*PROBLEM DETAILS*. Examine each line of the data. Copy those that contain the string "Angles".

=-=-=-=-=

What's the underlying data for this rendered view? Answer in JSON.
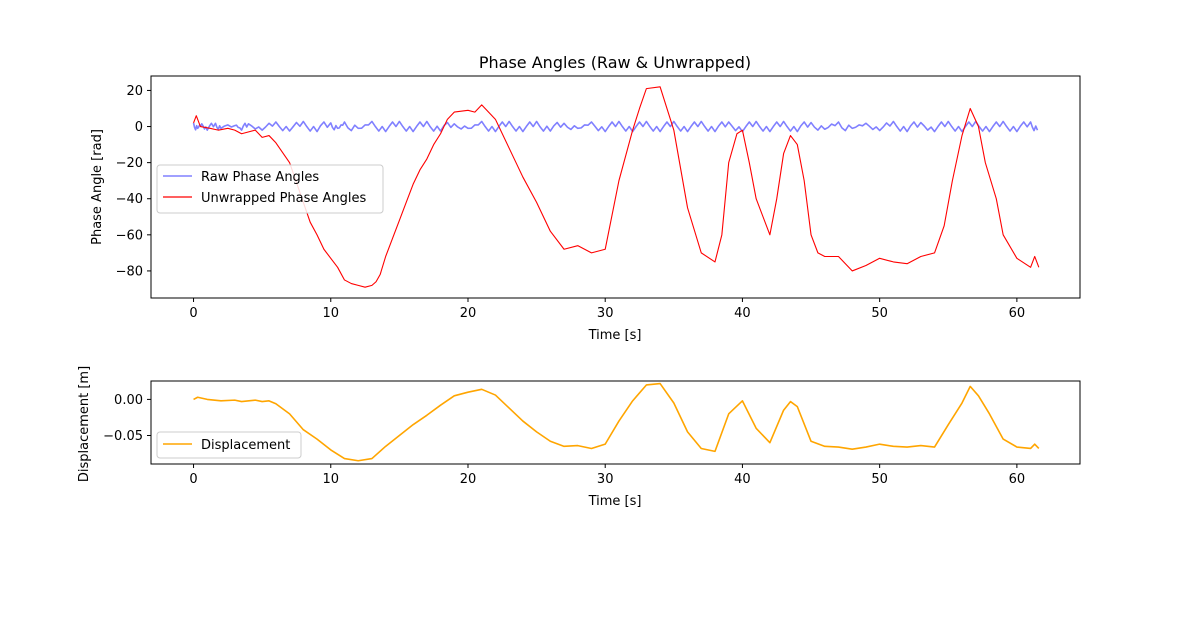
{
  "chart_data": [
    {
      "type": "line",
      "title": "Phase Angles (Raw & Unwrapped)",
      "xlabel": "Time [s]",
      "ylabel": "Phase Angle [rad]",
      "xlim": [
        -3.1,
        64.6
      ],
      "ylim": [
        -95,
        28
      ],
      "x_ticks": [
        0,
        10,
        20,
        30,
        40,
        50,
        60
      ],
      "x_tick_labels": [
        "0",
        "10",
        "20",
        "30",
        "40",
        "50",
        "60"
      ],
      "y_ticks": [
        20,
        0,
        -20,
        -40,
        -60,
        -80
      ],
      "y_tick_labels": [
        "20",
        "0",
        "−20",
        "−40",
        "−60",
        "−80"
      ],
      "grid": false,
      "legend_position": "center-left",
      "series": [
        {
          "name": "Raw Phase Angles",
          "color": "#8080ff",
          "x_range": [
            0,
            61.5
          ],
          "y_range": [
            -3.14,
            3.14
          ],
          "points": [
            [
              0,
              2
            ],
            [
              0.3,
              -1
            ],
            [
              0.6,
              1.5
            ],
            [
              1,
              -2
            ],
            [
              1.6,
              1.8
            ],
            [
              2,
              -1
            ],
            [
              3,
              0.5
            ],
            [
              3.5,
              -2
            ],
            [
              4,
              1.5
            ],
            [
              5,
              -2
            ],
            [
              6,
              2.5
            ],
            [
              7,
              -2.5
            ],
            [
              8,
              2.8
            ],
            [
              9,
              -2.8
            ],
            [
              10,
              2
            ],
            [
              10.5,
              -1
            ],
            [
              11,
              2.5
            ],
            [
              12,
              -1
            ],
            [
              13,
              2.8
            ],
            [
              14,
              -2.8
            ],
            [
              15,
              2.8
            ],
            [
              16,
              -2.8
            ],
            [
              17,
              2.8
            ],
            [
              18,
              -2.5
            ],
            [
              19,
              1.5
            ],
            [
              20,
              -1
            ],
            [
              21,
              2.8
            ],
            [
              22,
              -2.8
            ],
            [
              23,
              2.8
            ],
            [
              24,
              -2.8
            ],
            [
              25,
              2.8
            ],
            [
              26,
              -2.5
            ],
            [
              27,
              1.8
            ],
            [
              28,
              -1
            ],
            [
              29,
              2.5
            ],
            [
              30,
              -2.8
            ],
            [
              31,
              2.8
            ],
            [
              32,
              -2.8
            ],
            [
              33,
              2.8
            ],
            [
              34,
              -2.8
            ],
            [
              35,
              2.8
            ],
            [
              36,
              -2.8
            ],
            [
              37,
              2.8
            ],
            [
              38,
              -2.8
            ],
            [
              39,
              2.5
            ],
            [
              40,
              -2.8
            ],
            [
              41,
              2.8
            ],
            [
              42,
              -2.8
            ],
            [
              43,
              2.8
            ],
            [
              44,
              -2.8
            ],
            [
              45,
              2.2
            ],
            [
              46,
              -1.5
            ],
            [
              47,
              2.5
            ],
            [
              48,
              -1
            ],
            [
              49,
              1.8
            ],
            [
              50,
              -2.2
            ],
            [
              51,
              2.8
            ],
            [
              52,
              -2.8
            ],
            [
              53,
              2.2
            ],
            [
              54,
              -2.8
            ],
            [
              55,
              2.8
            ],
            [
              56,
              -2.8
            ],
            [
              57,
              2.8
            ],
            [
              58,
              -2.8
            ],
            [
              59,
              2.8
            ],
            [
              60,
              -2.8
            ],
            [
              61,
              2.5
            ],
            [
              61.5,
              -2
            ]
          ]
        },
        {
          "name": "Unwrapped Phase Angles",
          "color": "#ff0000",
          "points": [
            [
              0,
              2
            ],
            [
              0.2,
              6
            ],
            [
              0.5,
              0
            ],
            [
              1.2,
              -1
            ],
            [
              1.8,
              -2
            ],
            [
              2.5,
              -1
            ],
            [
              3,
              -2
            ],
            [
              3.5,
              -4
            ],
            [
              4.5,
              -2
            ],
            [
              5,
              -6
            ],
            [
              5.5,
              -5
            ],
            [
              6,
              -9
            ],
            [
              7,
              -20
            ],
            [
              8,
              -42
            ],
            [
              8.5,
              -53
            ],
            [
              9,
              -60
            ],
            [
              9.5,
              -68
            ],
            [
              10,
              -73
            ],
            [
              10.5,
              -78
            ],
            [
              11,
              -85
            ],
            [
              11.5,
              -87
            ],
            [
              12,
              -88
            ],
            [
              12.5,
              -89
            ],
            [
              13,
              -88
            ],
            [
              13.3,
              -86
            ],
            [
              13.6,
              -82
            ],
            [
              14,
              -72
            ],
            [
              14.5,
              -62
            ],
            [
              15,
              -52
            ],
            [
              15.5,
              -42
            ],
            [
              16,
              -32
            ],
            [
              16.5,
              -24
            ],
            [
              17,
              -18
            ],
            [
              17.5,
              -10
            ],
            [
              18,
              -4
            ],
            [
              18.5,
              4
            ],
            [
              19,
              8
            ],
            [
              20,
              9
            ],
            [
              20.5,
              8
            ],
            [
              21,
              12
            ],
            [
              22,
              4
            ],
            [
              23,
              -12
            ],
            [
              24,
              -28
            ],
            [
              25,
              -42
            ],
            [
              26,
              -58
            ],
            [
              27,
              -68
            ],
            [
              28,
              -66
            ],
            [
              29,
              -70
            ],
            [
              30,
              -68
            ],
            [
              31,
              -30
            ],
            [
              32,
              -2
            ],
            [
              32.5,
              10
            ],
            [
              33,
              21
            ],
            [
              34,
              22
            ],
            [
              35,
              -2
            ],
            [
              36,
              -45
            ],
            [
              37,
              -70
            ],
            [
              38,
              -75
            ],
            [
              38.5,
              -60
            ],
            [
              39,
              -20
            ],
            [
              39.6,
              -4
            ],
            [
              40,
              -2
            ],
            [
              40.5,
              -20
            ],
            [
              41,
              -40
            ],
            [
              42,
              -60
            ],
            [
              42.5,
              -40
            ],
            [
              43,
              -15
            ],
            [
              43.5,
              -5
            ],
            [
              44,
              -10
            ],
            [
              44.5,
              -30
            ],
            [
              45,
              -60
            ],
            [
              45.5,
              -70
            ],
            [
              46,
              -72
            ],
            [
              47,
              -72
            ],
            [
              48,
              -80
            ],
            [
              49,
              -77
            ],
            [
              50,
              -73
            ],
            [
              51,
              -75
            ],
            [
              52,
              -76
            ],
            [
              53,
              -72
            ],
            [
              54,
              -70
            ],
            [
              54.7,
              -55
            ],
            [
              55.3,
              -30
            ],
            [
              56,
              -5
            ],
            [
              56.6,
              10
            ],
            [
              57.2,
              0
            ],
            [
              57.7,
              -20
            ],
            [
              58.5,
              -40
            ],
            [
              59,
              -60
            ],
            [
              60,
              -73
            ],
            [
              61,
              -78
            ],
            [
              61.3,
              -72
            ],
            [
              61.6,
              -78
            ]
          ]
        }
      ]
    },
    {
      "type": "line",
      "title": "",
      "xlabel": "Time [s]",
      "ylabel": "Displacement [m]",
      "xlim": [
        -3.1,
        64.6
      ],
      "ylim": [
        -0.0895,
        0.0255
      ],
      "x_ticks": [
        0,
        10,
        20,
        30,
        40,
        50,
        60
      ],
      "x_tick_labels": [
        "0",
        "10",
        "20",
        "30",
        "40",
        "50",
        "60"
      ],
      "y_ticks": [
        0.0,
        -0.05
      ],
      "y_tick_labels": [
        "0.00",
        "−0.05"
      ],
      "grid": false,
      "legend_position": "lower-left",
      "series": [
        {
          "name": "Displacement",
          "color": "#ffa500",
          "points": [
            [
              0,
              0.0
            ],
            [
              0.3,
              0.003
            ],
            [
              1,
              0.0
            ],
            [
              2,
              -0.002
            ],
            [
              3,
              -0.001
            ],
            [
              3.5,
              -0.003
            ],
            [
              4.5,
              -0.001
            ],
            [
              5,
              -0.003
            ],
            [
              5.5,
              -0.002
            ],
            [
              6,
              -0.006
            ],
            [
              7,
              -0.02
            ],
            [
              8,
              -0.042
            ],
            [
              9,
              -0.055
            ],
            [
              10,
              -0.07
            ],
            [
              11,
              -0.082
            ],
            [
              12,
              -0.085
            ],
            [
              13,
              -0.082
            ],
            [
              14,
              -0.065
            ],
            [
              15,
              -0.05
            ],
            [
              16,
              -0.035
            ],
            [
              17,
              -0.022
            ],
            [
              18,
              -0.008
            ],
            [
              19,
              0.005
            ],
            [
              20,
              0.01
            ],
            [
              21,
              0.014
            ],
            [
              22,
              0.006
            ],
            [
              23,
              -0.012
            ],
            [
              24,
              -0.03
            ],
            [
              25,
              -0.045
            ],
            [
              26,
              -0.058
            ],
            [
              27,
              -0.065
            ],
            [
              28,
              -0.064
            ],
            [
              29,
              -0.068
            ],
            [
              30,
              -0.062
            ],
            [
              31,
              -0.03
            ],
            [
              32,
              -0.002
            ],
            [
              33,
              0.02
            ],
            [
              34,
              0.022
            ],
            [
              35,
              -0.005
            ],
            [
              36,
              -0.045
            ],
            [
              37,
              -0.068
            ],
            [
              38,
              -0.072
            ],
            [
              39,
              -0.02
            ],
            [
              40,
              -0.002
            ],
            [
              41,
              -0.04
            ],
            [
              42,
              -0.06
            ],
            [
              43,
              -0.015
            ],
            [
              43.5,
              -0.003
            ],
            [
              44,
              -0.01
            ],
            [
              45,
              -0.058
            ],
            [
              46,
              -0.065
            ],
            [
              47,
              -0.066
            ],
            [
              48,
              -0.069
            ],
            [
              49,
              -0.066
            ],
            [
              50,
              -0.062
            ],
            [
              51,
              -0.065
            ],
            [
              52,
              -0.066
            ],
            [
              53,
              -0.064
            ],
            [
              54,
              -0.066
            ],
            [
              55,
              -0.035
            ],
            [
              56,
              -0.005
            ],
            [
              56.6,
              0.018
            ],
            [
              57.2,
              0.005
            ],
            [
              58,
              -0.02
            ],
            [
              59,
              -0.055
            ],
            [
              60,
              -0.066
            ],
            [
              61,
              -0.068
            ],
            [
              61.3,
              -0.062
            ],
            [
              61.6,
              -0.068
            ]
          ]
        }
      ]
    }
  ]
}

=-=-=-=-=

*CORRECT ANSWER*.
      "title": "Phase Angles (Raw & Unwrapped)",
          "name": "Raw Phase Angles",
          "name": "Unwrapped Phase Angles",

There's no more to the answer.